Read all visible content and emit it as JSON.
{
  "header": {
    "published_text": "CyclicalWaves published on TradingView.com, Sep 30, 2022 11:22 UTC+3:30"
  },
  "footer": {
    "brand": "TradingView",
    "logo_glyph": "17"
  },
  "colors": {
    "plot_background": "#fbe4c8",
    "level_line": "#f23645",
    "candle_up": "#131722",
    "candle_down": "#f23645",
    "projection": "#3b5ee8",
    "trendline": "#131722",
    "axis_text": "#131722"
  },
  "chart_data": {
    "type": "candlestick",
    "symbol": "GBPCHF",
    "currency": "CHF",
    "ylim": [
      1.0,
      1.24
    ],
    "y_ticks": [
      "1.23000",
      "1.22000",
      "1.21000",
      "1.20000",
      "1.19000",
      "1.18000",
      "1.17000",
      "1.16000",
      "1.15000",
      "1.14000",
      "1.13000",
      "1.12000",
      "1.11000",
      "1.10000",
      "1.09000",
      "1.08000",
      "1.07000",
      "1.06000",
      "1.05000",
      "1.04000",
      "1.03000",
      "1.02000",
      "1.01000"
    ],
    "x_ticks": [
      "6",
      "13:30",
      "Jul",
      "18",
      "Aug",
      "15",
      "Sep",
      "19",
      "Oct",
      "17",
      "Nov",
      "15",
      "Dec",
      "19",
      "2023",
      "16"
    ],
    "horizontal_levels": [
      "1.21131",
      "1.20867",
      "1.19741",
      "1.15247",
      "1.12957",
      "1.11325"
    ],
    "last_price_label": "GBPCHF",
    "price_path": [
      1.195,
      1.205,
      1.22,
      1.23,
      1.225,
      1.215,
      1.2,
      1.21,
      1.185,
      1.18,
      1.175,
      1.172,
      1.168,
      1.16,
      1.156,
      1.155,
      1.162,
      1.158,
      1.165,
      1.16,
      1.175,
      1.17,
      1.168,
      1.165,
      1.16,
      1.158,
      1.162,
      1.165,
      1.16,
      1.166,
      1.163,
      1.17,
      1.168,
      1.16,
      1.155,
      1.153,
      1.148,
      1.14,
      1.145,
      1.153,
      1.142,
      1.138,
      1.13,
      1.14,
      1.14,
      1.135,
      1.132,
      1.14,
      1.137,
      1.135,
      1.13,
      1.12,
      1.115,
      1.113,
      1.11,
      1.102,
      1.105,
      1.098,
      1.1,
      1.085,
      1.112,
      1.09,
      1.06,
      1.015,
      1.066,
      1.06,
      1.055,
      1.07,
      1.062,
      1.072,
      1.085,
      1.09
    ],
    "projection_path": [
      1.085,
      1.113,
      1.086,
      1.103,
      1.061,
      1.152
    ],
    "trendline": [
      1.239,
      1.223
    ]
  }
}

==================================================

### [STATED EXERCISE]
Copy all the lines above that hold the string "GBPCHF".

### [CORRECT ANSWER]
    "symbol": "GBPCHF",
    "last_price_label": "GBPCHF",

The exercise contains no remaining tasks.